Task brief:
Restate all of the data exactly.

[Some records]
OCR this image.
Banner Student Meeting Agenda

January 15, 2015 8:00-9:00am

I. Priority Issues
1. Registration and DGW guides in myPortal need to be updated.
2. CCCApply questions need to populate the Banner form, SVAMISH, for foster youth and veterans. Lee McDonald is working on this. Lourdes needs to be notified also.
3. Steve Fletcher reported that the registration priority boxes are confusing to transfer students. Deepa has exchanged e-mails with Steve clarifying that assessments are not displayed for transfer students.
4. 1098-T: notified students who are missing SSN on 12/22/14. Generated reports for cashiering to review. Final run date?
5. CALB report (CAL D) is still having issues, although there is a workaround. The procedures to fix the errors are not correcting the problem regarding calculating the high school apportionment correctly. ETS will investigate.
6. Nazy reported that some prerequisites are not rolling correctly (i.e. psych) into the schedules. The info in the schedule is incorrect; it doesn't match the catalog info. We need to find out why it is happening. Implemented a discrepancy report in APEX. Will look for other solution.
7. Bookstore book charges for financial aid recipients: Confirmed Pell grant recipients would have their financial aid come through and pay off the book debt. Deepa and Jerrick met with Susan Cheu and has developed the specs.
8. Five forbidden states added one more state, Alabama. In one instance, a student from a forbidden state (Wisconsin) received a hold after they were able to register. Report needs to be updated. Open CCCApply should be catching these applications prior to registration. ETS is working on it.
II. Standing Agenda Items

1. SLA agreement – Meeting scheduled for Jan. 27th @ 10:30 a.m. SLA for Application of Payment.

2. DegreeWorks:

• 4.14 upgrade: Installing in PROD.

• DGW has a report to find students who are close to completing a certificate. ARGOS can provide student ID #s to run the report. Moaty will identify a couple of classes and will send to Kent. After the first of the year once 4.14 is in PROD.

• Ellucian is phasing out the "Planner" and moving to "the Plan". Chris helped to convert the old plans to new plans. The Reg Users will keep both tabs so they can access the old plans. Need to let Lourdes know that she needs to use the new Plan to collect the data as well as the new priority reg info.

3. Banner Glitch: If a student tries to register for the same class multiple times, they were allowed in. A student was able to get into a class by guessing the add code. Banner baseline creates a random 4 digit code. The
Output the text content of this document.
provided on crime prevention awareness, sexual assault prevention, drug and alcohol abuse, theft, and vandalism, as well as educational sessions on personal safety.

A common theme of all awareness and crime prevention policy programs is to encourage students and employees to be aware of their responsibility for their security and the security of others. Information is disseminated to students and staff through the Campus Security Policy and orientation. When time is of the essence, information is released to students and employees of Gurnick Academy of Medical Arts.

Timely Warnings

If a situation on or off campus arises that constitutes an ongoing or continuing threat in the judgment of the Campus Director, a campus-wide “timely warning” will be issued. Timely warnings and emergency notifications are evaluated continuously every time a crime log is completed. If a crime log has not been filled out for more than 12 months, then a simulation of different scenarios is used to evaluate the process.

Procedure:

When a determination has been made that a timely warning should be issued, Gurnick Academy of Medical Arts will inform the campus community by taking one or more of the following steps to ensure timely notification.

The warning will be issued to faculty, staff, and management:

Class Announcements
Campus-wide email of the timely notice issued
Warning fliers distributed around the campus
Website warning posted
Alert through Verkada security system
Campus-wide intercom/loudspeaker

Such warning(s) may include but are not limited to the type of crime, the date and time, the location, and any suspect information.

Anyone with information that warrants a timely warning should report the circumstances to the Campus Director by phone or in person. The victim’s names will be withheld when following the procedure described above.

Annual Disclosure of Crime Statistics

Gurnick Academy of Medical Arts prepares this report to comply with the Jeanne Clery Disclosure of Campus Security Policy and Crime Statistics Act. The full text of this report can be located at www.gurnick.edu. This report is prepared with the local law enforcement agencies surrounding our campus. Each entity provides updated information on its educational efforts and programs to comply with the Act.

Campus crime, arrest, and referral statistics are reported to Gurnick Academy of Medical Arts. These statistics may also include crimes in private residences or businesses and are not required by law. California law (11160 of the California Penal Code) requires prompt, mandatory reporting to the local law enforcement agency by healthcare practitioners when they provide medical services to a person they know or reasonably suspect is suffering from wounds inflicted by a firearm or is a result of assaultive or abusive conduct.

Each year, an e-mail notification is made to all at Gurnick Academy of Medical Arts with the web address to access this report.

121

Task response:
OCR this image.
Banner Student Meeting Agenda

January 15, 2015 8:00-9:00am

I. Priority Issues
1. Registration and DGW guides in myPortal need to be updated.
2. CCCApply questions need to populate the Banner form, SVAMISH, for foster youth and veterans. Lee McDonald is working on this. Lourdes needs to be notified also.
3. Steve Fletcher reported that the registration priority boxes are confusing to transfer students. Deepa has exchanged e-mails with Steve clarifying that assessments are not displayed for transfer students.
4. 1098-T: notified students who are missing SSN on 12/22/14. Generated reports for cashiering to review. Final run date?
5. CALB report (CAL D) is still having issues, although there is a workaround. The procedures to fix the errors are not correcting the problem regarding calculating the high school apportionment correctly. ETS will investigate.
6. Nazy reported that some prerequisites are not rolling correctly (i.e. psych) into the schedules. The info in the schedule is incorrect; it doesn't match the catalog info. We need to find out why it is happening. Implemented a discrepancy report in APEX. Will look for other solution.
7. Bookstore book charges for financial aid recipients: Confirmed Pell grant recipients would have their financial aid come through and pay off the book debt. Deepa and Jerrick met with Susan Cheu and has developed the specs.
8. Five forbidden states added one more state, Alabama. In one instance, a student from a forbidden state (Wisconsin) received a hold after they were able to register. Report needs to be updated. Open CCCApply should be catching these applications prior to registration. ETS is working on it.
II. Standing Agenda Items

1. SLA agreement – Meeting scheduled for Jan. 27th @ 10:30 a.m. SLA for Application of Payment.

2. DegreeWorks:

• 4.14 upgrade: Installing in PROD.

• DGW has a report to find students who are close to completing a certificate. ARGOS can provide student ID #s to run the report. Moaty will identify a couple of classes and will send to Kent. After the first of the year once 4.14 is in PROD.

• Ellucian is phasing out the "Planner" and moving to "the Plan". Chris helped to convert the old plans to new plans. The Reg Users will keep both tabs so they can access the old plans. Need to let Lourdes know that she needs to use the new Plan to collect the data as well as the new priority reg info.

3. Banner Glitch: If a student tries to register for the same class multiple times, they were allowed in. A student was able to get into a class by guessing the add code. Banner baseline creates a random 4 digit code. The
Output the text content of this document.
provided on crime prevention awareness, sexual assault prevention, drug and alcohol abuse, theft, and vandalism, as well as educational sessions on personal safety.

A common theme of all awareness and crime prevention policy programs is to encourage students and employees to be aware of their responsibility for their security and the security of others. Information is disseminated to students and staff through the Campus Security Policy and orientation. When time is of the essence, information is released to students and employees of Gurnick Academy of Medical Arts.

Timely Warnings

If a situation on or off campus arises that constitutes an ongoing or continuing threat in the judgment of the Campus Director, a campus-wide “timely warning” will be issued. Timely warnings and emergency notifications are evaluated continuously every time a crime log is completed. If a crime log has not been filled out for more than 12 months, then a simulation of different scenarios is used to evaluate the process.

Procedure:

When a determination has been made that a timely warning should be issued, Gurnick Academy of Medical Arts will inform the campus community by taking one or more of the following steps to ensure timely notification.

The warning will be issued to faculty, staff, and management:

Class Announcements
Campus-wide email of the timely notice issued
Warning fliers distributed around the campus
Website warning posted
Alert through Verkada security system
Campus-wide intercom/loudspeaker

Such warning(s) may include but are not limited to the type of crime, the date and time, the location, and any suspect information.

Anyone with information that warrants a timely warning should report the circumstances to the Campus Director by phone or in person. The victim’s names will be withheld when following the procedure described above.

Annual Disclosure of Crime Statistics

Gurnick Academy of Medical Arts prepares this report to comply with the Jeanne Clery Disclosure of Campus Security Policy and Crime Statistics Act. The full text of this report can be located at www.gurnick.edu. This report is prepared with the local law enforcement agencies surrounding our campus. Each entity provides updated information on its educational efforts and programs to comply with the Act.

Campus crime, arrest, and referral statistics are reported to Gurnick Academy of Medical Arts. These statistics may also include crimes in private residences or businesses and are not required by law. California law (11160 of the California Penal Code) requires prompt, mandatory reporting to the local law enforcement agency by healthcare practitioners when they provide medical services to a person they know or reasonably suspect is suffering from wounds inflicted by a firearm or is a result of assaultive or abusive conduct.

Each year, an e-mail notification is made to all at Gurnick Academy of Medical Arts with the web address to access this report.

121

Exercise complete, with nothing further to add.